Page image transcription data:
== Segment start ==

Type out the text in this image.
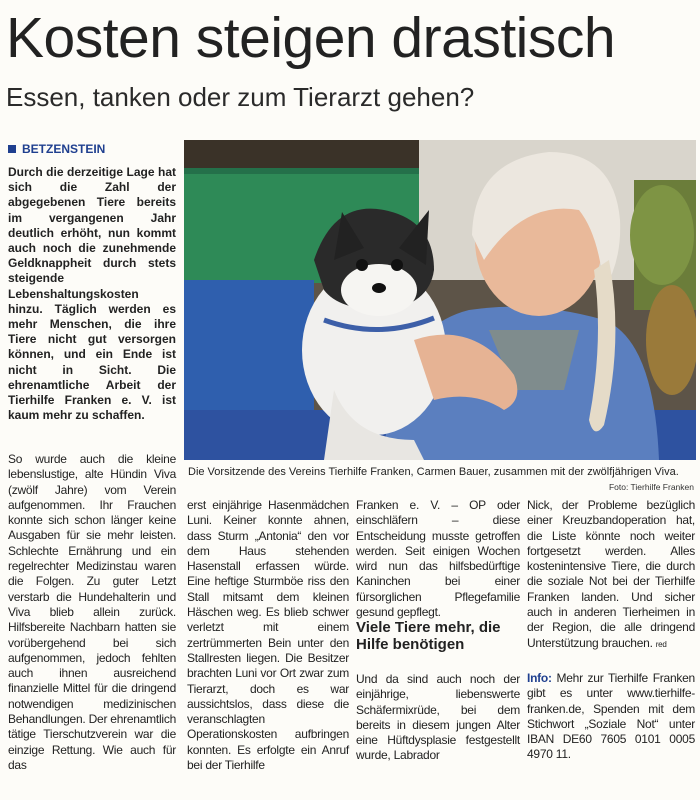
Kosten steigen drastisch
Essen, tanken oder zum Tierarzt gehen?
BETZENSTEIN

Durch die derzeitige Lage hat sich die Zahl der abgegebenen Tiere bereits im vergangenen Jahr deutlich erhöht, nun kommt auch noch die zunehmende Geldknappheit durch stets steigende Lebenshaltungskosten hinzu. Täglich werden es mehr Menschen, die ihre Tiere nicht gut versorgen können, und ein Ende ist nicht in Sicht. Die ehrenamtliche Arbeit der Tierhilfe Franken e. V. ist kaum mehr zu schaffen.

Die Vorsitzende des Vereins Tierhilfe Franken, Carmen Bauer, zusammen mit der zwölfjährigen Viva.

Foto: Tierhilfe Franken

So wurde auch die kleine lebenslustige, alte Hündin Viva (zwölf Jahre) vom Verein aufgenommen. Ihr Frauchen konnte sich schon länger keine Ausgaben für sie mehr leisten. Schlechte Ernährung und ein regelrechter Medizinstau waren die Folgen. Zu guter Letzt verstarb die Hundehalterin und Viva blieb allein zurück. Hilfsbereite Nachbarn hatten sie vorübergehend bei sich aufgenommen, jedoch fehlten auch ihnen ausreichend finanzielle Mittel für die dringend notwendigen medizinischen Behandlungen. Der ehrenamtlich tätige Tierschutzverein war die einzige Rettung. Wie auch für das

erst einjährige Hasenmädchen Luni. Keiner konnte ahnen, dass Sturm „Antonia“ den vor dem Haus stehenden Hasenstall erfassen würde. Eine heftige Sturmböe riss den Stall mitsamt dem kleinen Häschen weg. Es blieb schwer verletzt mit einem zertrümmerten Bein unter den Stallresten liegen. Die Besitzer brachten Luni vor Ort zwar zum Tierarzt, doch es war aussichtslos, dass diese die veranschlagten Operationskosten aufbringen konnten. Es erfolgte ein Anruf bei der Tierhilfe

Franken e. V. – OP oder einschläfern – diese Entscheidung musste getroffen werden. Seit einigen Wochen wird nun das hilfsbedürftige Kaninchen bei einer fürsorglichen Pflegefamilie gesund gepflegt.

Viele Tiere mehr, die Hilfe benötigen

Und da sind auch noch der einjährige, liebenswerte Schäfermixrüde, bei dem bereits in diesem jungen Alter eine Hüftdysplasie festgestellt wurde, Labrador

Nick, der Probleme bezüglich einer Kreuzbandoperation hat, die Liste könnte noch weiter fortgesetzt werden. Alles kostenintensive Tiere, die durch die soziale Not bei der Tierhilfe Franken landen. Und sicher auch in anderen Tierheimen in der Region, die alle dringend Unterstützung brauchen. red

Info: Mehr zur Tierhilfe Franken gibt es unter www.tierhilfe-franken.de, Spenden mit dem Stichwort „Soziale Not“ unter IBAN DE60 7605 0101 0005 4970 11.
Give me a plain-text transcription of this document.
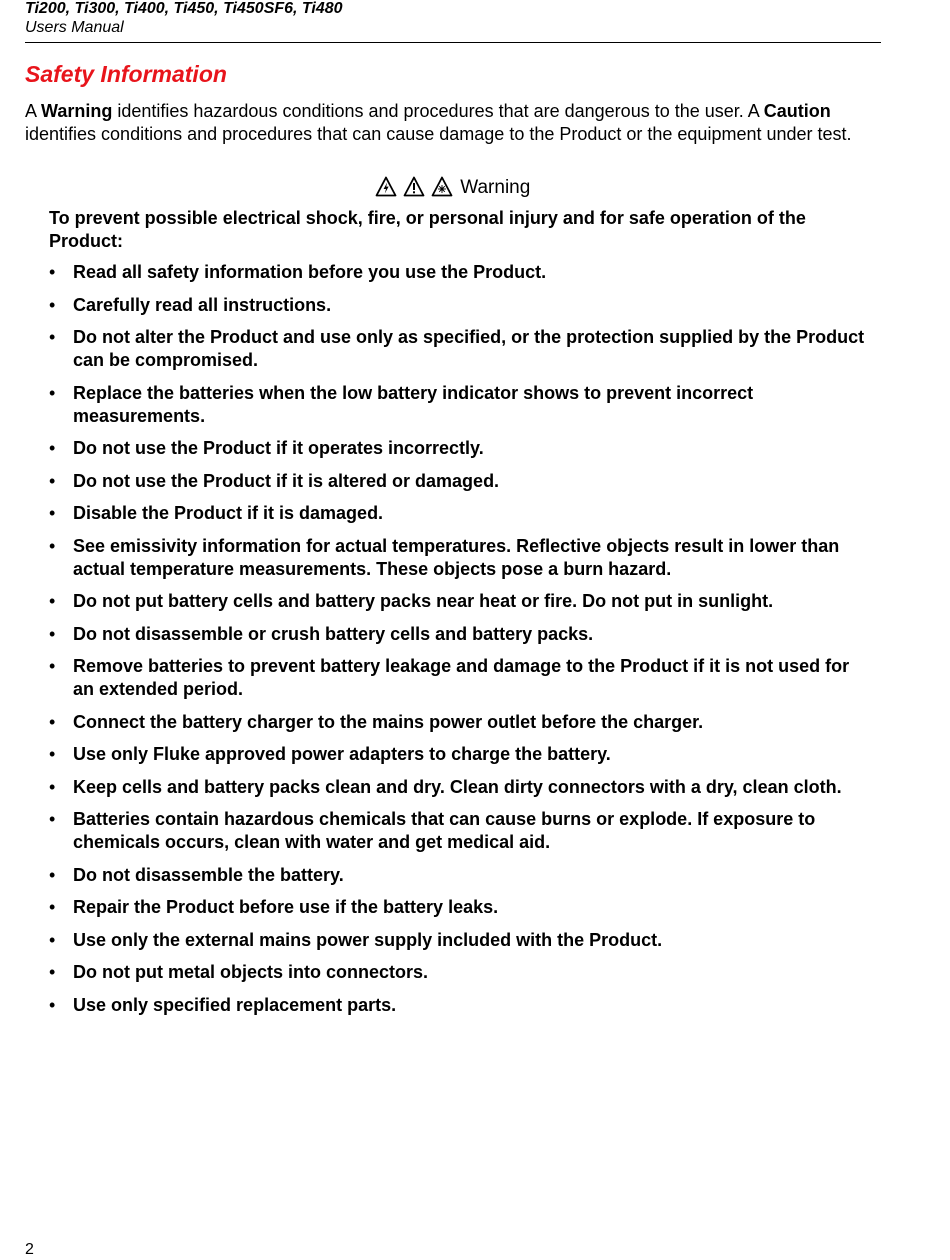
Ti200, Ti300, Ti400, Ti450, Ti450SF6, Ti480

Users Manual

Safety Information

A Warning identifies hazardous conditions and procedures that are dangerous to the user. A Caution identifies conditions and procedures that can cause damage to the Product or the equipment under test.

Warning

To prevent possible electrical shock, fire, or personal injury and for safe operation of the Product:

• Read all safety information before you use the Product.
• Carefully read all instructions.
• Do not alter the Product and use only as specified, or the protection supplied by the Product can be compromised.
• Replace the batteries when the low battery indicator shows to prevent incorrect measurements.
• Do not use the Product if it operates incorrectly.
• Do not use the Product if it is altered or damaged.
• Disable the Product if it is damaged.
• See emissivity information for actual temperatures. Reflective objects result in lower than actual temperature measurements. These objects pose a burn hazard.
• Do not put battery cells and battery packs near heat or fire. Do not put in sunlight.
• Do not disassemble or crush battery cells and battery packs.
• Remove batteries to prevent battery leakage and damage to the Product if it is not used for an extended period.
• Connect the battery charger to the mains power outlet before the charger.
• Use only Fluke approved power adapters to charge the battery.
• Keep cells and battery packs clean and dry. Clean dirty connectors with a dry, clean cloth.
• Batteries contain hazardous chemicals that can cause burns or explode. If exposure to chemicals occurs, clean with water and get medical aid.
• Do not disassemble the battery.
• Repair the Product before use if the battery leaks.
• Use only the external mains power supply included with the Product.
• Do not put metal objects into connectors.
• Use only specified replacement parts.
2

== Segment end ==

Set down the data above word for word, leaving every picture out.

RESPONSE TO THE EXERCISE
Type out the text in this image.
Kosten steigen drastisch
Essen, tanken oder zum Tierarzt gehen?
BETZENSTEIN

Durch die derzeitige Lage hat sich die Zahl der abgegebenen Tiere bereits im vergangenen Jahr deutlich erhöht, nun kommt auch noch die zunehmende Geldknappheit durch stets steigende Lebenshaltungskosten hinzu. Täglich werden es mehr Menschen, die ihre Tiere nicht gut versorgen können, und ein Ende ist nicht in Sicht. Die ehrenamtliche Arbeit der Tierhilfe Franken e. V. ist kaum mehr zu schaffen.

Die Vorsitzende des Vereins Tierhilfe Franken, Carmen Bauer, zusammen mit der zwölfjährigen Viva.

Foto: Tierhilfe Franken

So wurde auch die kleine lebenslustige, alte Hündin Viva (zwölf Jahre) vom Verein aufgenommen. Ihr Frauchen konnte sich schon länger keine Ausgaben für sie mehr leisten. Schlechte Ernährung und ein regelrechter Medizinstau waren die Folgen. Zu guter Letzt verstarb die Hundehalterin und Viva blieb allein zurück. Hilfsbereite Nachbarn hatten sie vorübergehend bei sich aufgenommen, jedoch fehlten auch ihnen ausreichend finanzielle Mittel für die dringend notwendigen medizinischen Behandlungen. Der ehrenamtlich tätige Tierschutzverein war die einzige Rettung. Wie auch für das

erst einjährige Hasenmädchen Luni. Keiner konnte ahnen, dass Sturm „Antonia“ den vor dem Haus stehenden Hasenstall erfassen würde. Eine heftige Sturmböe riss den Stall mitsamt dem kleinen Häschen weg. Es blieb schwer verletzt mit einem zertrümmerten Bein unter den Stallresten liegen. Die Besitzer brachten Luni vor Ort zwar zum Tierarzt, doch es war aussichtslos, dass diese die veranschlagten Operationskosten aufbringen konnten. Es erfolgte ein Anruf bei der Tierhilfe

Franken e. V. – OP oder einschläfern – diese Entscheidung musste getroffen werden. Seit einigen Wochen wird nun das hilfsbedürftige Kaninchen bei einer fürsorglichen Pflegefamilie gesund gepflegt.

Viele Tiere mehr, die Hilfe benötigen

Und da sind auch noch der einjährige, liebenswerte Schäfermixrüde, bei dem bereits in diesem jungen Alter eine Hüftdysplasie festgestellt wurde, Labrador

Nick, der Probleme bezüglich einer Kreuzbandoperation hat, die Liste könnte noch weiter fortgesetzt werden. Alles kostenintensive Tiere, die durch die soziale Not bei der Tierhilfe Franken landen. Und sicher auch in anderen Tierheimen in der Region, die alle dringend Unterstützung brauchen. red

Info: Mehr zur Tierhilfe Franken gibt es unter www.tierhilfe-franken.de, Spenden mit dem Stichwort „Soziale Not“ unter IBAN DE60 7605 0101 0005 4970 11.
Give me a plain-text transcription of this document.
Ti200, Ti300, Ti400, Ti450, Ti450SF6, Ti480

Users Manual

Safety Information

A Warning identifies hazardous conditions and procedures that are dangerous to the user. A Caution identifies conditions and procedures that can cause damage to the Product or the equipment under test.

Warning

To prevent possible electrical shock, fire, or personal injury and for safe operation of the Product:

• Read all safety information before you use the Product.
• Carefully read all instructions.
• Do not alter the Product and use only as specified, or the protection supplied by the Product can be compromised.
• Replace the batteries when the low battery indicator shows to prevent incorrect measurements.
• Do not use the Product if it operates incorrectly.
• Do not use the Product if it is altered or damaged.
• Disable the Product if it is damaged.
• See emissivity information for actual temperatures. Reflective objects result in lower than actual temperature measurements. These objects pose a burn hazard.
• Do not put battery cells and battery packs near heat or fire. Do not put in sunlight.
• Do not disassemble or crush battery cells and battery packs.
• Remove batteries to prevent battery leakage and damage to the Product if it is not used for an extended period.
• Connect the battery charger to the mains power outlet before the charger.
• Use only Fluke approved power adapters to charge the battery.
• Keep cells and battery packs clean and dry. Clean dirty connectors with a dry, clean cloth.
• Batteries contain hazardous chemicals that can cause burns or explode. If exposure to chemicals occurs, clean with water and get medical aid.
• Do not disassemble the battery.
• Repair the Product before use if the battery leaks.
• Use only the external mains power supply included with the Product.
• Do not put metal objects into connectors.
• Use only specified replacement parts.
2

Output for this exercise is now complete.